# [WHAT TO DO]
Count up the lines below that include the string "watermark" and report the number by itself.

# [Web page and app entries]
□ □ □ □ □ □ □

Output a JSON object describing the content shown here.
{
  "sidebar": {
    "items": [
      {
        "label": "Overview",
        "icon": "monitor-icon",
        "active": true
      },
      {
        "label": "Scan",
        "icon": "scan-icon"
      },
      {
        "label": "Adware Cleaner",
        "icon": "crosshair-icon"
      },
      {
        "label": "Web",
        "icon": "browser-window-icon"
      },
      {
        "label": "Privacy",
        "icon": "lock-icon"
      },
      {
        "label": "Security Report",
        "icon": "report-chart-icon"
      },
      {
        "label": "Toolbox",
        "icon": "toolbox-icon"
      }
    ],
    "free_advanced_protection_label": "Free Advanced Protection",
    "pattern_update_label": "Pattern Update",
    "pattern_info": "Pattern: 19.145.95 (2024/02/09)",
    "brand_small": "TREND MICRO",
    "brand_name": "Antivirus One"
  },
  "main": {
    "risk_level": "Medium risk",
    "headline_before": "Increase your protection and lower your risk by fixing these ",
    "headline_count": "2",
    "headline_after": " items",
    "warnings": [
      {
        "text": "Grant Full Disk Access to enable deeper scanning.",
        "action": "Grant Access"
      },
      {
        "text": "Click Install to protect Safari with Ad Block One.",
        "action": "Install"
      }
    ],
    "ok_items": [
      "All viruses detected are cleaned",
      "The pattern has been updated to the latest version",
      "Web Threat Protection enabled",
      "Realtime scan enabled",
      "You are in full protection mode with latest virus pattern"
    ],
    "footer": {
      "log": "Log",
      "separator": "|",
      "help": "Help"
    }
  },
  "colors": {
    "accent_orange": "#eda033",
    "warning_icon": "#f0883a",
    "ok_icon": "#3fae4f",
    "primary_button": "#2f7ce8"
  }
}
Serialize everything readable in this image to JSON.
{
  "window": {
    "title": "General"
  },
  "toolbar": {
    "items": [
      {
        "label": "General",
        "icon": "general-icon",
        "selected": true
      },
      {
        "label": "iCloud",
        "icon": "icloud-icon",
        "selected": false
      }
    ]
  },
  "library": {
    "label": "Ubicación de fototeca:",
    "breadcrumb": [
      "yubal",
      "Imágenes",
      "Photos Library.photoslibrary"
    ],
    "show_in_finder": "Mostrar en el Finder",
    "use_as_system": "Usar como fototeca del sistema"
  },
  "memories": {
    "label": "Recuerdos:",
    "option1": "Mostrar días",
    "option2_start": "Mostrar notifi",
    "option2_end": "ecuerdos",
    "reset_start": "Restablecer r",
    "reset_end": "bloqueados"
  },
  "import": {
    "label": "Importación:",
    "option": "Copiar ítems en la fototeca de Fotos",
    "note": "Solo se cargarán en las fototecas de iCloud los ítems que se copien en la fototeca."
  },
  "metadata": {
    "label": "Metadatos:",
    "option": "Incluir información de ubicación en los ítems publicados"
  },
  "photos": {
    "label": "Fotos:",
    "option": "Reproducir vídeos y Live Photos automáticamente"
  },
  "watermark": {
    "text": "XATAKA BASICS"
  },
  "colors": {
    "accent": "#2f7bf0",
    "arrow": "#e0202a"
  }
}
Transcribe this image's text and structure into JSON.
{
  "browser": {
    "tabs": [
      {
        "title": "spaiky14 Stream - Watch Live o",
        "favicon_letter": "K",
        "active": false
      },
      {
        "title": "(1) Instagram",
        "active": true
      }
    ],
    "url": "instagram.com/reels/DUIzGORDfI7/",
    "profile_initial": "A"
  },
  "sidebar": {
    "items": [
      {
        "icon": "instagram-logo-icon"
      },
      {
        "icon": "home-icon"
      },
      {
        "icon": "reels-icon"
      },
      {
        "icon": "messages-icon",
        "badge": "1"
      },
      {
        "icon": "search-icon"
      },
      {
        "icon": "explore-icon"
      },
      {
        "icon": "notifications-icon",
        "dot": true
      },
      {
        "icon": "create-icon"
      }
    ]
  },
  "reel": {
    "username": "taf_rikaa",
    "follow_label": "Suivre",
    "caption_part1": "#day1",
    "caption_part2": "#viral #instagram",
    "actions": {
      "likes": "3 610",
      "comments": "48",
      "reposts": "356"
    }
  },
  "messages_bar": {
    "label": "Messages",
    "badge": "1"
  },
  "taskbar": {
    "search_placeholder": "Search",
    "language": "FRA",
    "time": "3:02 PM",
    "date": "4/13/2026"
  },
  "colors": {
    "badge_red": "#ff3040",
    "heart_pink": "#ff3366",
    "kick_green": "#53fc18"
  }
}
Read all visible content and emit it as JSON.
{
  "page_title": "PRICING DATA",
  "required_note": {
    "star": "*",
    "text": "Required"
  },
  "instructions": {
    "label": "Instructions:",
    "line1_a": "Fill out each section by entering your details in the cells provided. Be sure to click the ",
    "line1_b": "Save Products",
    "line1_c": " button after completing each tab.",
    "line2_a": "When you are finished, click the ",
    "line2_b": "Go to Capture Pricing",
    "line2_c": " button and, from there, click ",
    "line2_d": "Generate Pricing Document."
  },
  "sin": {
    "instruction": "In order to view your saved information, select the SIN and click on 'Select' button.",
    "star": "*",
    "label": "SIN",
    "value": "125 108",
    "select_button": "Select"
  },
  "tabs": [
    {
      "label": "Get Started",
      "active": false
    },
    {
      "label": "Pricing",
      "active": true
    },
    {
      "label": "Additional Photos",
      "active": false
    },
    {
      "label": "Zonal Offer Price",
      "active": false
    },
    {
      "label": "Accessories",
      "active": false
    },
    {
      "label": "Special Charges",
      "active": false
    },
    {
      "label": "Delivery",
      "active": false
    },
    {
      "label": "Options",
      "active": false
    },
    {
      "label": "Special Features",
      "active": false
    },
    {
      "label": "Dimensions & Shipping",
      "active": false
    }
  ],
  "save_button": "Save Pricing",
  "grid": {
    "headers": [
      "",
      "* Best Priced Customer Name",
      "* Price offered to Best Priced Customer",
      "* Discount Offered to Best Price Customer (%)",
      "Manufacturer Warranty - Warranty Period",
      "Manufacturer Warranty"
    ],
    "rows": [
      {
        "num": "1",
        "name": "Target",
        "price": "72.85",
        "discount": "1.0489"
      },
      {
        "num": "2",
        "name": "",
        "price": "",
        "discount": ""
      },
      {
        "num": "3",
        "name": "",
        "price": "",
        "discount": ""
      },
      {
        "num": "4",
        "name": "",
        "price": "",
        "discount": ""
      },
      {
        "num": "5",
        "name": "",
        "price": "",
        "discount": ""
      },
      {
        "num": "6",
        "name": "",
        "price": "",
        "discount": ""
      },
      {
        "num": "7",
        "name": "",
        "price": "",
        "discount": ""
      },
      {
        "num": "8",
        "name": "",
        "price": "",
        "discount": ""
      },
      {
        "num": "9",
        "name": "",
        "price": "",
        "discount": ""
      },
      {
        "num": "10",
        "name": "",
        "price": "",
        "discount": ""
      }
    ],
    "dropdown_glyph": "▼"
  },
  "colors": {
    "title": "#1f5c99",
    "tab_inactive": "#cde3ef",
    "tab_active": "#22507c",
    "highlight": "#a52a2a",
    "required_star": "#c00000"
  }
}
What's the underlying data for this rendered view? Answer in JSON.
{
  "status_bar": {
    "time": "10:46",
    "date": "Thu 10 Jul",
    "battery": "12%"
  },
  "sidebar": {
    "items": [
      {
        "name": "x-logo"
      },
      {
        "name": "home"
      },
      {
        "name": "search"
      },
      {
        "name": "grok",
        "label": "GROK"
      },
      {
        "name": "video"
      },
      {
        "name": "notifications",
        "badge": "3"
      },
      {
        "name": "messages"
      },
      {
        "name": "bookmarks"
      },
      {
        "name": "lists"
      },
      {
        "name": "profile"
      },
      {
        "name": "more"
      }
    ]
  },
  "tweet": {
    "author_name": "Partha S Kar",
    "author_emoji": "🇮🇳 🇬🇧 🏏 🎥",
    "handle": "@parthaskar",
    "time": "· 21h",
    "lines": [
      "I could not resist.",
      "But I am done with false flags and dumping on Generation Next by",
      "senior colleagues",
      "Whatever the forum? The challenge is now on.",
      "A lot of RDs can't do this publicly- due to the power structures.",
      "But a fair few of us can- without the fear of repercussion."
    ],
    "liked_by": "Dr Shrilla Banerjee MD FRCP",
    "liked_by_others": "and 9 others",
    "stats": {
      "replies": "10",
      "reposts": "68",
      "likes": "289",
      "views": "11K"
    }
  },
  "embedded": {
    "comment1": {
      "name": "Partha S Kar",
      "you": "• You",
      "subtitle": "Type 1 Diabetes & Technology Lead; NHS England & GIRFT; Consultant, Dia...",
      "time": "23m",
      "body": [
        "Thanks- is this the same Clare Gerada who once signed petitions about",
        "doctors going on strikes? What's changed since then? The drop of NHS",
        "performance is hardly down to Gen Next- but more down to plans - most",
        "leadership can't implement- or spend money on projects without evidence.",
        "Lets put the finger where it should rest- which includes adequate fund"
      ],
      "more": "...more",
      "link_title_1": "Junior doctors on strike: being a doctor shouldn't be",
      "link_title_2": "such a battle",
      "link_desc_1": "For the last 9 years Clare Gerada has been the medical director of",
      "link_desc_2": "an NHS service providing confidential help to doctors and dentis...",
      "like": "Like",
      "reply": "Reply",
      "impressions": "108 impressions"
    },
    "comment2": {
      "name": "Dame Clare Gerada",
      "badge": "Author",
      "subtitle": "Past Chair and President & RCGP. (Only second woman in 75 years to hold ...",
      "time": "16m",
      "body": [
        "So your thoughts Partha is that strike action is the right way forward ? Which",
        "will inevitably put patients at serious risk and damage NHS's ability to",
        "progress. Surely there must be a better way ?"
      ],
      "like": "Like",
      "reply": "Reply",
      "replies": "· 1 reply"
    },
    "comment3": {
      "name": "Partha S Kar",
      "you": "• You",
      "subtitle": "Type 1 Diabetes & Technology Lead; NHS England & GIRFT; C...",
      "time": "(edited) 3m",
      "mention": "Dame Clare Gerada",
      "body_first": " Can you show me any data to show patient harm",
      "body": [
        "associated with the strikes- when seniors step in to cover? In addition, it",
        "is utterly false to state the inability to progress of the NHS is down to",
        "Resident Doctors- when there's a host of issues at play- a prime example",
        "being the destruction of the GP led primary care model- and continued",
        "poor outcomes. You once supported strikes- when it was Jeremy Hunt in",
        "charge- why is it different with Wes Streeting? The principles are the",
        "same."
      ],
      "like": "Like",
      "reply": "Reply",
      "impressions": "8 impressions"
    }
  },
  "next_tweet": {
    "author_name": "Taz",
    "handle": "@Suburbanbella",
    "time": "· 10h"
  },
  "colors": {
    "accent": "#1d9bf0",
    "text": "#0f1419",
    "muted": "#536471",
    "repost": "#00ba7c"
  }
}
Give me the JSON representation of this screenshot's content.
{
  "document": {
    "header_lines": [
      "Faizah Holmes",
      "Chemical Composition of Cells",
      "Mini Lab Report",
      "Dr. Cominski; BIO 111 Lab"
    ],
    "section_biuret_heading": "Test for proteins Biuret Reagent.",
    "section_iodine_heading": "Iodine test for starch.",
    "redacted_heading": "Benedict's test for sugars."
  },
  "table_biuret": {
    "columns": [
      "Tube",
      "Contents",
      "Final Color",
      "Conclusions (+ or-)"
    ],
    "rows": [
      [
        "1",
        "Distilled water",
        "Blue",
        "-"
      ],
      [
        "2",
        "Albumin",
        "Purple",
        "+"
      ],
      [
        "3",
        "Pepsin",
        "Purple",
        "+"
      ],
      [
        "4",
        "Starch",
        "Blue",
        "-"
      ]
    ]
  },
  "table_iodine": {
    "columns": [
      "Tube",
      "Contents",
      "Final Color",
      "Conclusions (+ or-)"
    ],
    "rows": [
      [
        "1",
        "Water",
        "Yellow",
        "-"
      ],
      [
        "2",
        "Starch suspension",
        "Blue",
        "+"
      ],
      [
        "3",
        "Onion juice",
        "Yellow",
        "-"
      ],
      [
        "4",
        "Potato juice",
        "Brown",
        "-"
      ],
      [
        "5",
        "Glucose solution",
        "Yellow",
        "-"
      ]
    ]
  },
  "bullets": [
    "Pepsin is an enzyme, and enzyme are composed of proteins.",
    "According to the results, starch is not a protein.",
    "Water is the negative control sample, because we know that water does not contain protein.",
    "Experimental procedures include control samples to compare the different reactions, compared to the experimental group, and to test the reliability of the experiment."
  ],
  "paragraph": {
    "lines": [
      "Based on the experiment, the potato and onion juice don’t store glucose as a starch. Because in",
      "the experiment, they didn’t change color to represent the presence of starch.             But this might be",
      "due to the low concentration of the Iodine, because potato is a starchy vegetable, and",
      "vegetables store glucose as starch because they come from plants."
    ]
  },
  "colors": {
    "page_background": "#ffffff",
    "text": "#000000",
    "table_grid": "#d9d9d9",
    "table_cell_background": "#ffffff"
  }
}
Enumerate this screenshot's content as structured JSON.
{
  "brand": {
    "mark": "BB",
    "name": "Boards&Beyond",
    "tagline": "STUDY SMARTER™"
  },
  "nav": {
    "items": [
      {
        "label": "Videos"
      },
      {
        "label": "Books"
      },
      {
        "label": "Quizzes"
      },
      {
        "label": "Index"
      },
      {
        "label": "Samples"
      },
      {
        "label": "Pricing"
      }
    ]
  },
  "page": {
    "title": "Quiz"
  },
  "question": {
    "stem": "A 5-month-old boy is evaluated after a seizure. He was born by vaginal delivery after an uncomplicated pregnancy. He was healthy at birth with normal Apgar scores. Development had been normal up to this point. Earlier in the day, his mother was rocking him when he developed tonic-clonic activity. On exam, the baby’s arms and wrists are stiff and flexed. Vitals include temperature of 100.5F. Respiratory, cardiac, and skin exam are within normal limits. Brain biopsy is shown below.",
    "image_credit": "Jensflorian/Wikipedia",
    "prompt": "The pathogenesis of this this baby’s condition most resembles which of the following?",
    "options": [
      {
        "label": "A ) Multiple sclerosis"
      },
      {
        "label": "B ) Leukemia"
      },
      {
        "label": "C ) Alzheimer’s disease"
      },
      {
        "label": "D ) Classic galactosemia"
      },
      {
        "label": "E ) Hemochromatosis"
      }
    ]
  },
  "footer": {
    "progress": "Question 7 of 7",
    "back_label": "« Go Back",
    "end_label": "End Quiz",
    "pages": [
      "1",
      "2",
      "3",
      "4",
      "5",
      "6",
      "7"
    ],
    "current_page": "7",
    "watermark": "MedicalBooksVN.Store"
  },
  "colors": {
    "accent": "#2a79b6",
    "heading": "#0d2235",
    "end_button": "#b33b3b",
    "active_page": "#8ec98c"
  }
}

□ □ □ □ □ □ □

# [FINAL ANSWER]
2